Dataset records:
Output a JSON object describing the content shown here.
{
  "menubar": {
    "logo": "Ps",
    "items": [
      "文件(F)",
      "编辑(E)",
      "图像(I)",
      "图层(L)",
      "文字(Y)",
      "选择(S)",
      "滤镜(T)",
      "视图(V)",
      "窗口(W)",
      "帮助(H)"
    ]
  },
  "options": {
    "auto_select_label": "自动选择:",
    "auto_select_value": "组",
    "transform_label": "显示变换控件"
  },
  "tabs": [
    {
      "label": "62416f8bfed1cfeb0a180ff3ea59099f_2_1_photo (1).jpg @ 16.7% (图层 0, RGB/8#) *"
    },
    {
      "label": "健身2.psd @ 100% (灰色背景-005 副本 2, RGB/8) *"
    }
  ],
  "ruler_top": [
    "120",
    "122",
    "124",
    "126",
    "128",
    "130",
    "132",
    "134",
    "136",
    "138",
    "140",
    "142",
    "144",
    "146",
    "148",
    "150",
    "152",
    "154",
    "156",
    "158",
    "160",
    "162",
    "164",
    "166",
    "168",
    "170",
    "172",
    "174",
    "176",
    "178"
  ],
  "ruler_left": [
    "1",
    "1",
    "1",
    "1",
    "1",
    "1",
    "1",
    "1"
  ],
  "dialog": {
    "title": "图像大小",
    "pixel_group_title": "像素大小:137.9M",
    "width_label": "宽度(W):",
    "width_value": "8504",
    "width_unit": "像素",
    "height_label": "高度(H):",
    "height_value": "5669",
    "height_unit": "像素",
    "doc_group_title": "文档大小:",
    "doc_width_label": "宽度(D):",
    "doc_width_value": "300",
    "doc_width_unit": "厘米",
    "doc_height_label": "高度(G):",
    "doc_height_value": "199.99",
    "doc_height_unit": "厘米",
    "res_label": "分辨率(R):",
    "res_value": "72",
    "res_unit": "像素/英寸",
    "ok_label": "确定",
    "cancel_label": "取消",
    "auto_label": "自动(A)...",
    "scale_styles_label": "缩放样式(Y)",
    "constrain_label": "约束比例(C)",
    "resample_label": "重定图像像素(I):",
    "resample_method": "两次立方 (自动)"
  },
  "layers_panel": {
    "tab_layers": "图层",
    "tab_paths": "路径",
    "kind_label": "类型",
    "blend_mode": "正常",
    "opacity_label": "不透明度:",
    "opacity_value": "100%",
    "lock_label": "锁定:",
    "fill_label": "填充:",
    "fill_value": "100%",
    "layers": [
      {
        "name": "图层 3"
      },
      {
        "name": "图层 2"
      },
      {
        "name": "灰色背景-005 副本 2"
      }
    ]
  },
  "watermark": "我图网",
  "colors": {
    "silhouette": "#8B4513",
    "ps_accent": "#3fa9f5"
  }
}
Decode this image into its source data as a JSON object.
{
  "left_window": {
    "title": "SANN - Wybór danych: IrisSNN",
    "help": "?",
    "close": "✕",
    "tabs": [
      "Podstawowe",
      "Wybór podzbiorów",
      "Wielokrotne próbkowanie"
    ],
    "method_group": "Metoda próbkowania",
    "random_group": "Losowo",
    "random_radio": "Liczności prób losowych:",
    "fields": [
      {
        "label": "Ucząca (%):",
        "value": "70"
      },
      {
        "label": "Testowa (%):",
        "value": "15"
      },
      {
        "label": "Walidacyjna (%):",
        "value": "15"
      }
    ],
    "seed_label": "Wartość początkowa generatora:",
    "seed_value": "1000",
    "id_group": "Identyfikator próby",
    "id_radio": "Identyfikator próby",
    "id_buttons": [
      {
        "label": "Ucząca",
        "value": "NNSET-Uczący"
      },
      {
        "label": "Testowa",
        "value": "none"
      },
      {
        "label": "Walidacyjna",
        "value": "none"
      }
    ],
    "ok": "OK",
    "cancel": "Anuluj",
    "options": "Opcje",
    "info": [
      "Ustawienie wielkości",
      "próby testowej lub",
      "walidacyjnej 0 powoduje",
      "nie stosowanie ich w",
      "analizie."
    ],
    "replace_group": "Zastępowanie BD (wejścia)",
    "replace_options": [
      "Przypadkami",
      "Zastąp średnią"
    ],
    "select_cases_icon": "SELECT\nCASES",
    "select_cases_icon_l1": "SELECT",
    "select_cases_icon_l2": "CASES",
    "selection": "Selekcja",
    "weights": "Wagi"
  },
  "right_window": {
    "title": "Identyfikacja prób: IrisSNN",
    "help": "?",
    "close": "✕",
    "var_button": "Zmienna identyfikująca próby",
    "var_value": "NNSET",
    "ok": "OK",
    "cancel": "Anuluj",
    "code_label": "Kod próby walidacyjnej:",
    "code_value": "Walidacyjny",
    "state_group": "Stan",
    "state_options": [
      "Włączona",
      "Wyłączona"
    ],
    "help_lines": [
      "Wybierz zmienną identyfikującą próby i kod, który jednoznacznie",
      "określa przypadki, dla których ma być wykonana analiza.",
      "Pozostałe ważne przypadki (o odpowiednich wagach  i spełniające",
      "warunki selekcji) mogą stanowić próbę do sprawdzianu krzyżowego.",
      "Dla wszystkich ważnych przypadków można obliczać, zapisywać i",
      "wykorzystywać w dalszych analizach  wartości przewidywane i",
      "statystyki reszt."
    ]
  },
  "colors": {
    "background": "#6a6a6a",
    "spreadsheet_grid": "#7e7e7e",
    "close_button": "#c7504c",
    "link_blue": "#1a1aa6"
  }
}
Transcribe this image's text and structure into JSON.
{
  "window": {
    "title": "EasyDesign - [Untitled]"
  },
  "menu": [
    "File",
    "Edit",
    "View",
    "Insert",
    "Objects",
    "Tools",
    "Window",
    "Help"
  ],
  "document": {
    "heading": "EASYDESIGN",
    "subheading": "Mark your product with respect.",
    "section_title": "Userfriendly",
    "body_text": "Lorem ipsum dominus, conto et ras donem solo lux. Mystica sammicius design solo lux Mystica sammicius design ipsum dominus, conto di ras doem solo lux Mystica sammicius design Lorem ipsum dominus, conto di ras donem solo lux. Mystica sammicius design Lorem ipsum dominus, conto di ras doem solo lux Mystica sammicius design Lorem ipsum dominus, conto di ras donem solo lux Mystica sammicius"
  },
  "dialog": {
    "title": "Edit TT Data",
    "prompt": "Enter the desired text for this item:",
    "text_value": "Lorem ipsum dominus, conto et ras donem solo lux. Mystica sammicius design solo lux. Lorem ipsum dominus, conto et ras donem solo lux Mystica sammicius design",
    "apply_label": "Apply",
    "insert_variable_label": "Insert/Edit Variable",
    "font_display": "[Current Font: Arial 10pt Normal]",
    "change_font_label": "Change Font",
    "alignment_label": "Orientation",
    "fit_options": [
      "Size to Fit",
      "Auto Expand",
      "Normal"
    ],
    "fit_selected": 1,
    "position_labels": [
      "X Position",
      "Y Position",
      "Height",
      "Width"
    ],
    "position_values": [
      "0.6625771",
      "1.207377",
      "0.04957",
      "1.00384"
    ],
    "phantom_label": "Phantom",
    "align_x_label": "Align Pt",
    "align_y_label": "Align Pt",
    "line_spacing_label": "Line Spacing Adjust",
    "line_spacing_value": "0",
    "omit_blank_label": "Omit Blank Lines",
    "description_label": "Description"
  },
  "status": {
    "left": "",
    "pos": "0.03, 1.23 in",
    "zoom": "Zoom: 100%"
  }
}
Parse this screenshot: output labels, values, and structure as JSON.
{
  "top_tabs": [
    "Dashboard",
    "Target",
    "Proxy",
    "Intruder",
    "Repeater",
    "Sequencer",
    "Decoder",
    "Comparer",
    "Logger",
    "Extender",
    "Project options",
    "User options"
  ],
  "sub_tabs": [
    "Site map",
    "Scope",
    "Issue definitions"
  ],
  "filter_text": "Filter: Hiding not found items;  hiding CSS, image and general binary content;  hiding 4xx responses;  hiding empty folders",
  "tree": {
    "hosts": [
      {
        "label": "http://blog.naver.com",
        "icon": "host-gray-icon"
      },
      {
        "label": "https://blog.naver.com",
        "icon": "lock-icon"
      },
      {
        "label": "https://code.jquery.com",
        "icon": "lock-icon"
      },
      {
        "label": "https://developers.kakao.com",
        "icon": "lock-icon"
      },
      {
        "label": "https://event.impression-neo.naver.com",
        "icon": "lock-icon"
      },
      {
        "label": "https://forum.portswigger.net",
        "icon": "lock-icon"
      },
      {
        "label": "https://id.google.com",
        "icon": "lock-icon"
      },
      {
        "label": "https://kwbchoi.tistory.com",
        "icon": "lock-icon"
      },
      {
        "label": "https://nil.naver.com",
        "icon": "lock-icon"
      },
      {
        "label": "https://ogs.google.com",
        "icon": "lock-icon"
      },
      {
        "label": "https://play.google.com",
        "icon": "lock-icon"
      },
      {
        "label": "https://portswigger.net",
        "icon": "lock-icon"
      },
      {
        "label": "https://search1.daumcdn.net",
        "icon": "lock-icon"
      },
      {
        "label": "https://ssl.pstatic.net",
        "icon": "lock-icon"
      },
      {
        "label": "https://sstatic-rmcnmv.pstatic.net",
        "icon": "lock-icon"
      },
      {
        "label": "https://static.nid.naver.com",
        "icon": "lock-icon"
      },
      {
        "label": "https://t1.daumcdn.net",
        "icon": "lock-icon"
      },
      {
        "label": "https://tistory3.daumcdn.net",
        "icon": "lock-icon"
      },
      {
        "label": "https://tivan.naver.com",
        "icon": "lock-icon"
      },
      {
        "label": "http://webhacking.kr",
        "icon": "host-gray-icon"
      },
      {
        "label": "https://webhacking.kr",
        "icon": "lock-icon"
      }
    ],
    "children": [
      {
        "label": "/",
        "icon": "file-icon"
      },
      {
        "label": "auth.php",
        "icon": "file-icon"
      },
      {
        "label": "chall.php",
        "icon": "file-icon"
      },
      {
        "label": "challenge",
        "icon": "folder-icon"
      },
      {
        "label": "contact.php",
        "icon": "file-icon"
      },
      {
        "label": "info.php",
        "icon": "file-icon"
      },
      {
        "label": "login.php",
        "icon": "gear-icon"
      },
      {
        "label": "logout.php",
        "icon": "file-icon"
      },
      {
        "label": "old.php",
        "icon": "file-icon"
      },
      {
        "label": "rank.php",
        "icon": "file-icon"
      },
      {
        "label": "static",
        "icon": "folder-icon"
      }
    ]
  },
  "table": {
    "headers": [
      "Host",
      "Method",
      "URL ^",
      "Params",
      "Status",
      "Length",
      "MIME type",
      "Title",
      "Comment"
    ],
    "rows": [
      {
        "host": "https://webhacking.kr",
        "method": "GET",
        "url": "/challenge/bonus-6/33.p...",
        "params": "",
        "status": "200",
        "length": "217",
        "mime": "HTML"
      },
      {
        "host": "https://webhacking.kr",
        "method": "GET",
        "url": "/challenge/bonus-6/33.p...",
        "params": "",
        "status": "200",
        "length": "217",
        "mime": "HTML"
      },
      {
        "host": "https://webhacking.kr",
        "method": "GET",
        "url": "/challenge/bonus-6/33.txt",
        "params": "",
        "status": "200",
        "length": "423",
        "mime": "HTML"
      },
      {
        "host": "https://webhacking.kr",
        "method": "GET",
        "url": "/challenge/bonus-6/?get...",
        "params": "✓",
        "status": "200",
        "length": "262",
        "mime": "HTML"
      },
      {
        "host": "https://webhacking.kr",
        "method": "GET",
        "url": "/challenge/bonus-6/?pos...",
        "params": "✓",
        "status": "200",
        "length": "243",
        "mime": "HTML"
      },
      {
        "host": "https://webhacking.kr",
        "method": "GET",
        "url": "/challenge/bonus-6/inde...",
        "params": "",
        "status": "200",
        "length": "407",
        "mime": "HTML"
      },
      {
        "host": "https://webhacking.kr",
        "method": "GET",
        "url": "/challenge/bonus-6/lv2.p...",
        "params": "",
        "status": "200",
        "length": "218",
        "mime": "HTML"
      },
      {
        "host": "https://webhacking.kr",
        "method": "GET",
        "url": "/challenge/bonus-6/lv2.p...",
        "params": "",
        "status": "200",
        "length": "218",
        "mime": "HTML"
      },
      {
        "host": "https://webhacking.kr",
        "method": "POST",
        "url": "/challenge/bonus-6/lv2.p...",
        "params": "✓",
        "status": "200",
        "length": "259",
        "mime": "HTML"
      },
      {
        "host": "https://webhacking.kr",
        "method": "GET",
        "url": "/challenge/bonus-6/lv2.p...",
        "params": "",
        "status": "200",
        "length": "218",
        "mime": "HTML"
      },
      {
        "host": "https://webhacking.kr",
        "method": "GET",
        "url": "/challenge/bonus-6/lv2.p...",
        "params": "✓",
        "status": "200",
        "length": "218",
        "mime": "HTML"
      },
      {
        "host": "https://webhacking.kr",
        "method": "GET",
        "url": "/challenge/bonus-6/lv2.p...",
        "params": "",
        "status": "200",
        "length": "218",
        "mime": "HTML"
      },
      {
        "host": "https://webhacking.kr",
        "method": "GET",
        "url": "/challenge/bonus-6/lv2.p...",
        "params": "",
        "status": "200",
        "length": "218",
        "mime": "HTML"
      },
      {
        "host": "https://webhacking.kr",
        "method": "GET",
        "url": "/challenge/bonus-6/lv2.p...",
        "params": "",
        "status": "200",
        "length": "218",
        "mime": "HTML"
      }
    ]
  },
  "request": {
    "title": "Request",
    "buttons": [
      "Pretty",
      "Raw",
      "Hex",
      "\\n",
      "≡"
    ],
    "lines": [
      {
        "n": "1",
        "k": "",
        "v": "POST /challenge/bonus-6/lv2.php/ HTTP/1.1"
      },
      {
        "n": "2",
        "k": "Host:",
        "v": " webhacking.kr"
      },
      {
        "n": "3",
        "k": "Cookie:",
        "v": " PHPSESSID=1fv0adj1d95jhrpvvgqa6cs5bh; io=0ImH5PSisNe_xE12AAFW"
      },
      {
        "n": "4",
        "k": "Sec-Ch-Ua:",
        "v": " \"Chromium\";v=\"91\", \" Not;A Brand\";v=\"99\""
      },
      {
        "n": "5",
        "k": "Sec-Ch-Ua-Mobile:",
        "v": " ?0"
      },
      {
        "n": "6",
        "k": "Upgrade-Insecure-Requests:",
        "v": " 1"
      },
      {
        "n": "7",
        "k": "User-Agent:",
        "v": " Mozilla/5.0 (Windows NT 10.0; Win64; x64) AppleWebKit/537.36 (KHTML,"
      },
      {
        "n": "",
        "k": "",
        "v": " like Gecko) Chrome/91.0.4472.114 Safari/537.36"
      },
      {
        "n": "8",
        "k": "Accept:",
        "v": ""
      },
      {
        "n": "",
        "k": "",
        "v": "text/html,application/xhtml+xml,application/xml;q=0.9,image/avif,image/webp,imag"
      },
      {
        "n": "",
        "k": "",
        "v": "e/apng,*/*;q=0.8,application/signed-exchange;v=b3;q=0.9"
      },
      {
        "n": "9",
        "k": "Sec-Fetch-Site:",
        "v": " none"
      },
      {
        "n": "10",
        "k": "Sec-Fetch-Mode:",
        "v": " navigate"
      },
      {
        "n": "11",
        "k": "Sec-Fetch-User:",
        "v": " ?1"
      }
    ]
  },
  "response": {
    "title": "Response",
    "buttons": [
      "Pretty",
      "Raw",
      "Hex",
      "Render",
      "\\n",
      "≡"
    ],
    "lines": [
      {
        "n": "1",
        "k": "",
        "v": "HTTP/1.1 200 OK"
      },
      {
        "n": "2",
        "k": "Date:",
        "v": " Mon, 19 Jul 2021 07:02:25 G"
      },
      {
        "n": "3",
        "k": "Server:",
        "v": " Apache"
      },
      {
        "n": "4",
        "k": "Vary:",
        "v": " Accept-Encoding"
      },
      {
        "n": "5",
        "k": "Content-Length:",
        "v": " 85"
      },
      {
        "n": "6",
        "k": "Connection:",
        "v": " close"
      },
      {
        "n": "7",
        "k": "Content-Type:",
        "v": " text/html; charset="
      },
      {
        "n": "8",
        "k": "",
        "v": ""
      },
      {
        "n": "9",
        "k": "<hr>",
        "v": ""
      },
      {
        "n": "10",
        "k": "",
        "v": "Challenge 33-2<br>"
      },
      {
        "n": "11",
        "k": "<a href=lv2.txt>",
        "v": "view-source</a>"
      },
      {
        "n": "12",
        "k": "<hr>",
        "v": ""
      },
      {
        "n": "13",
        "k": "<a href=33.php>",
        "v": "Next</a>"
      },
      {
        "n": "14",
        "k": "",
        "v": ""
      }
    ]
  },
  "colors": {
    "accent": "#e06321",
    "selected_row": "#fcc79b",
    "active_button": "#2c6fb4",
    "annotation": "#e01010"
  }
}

(Given instruction) Where a line above contains the word "POST", copy that line.

(Solution to the problem)
        "method": "POST",
        "v": "POST /challenge/bonus-6/lv2.php/ HTTP/1.1"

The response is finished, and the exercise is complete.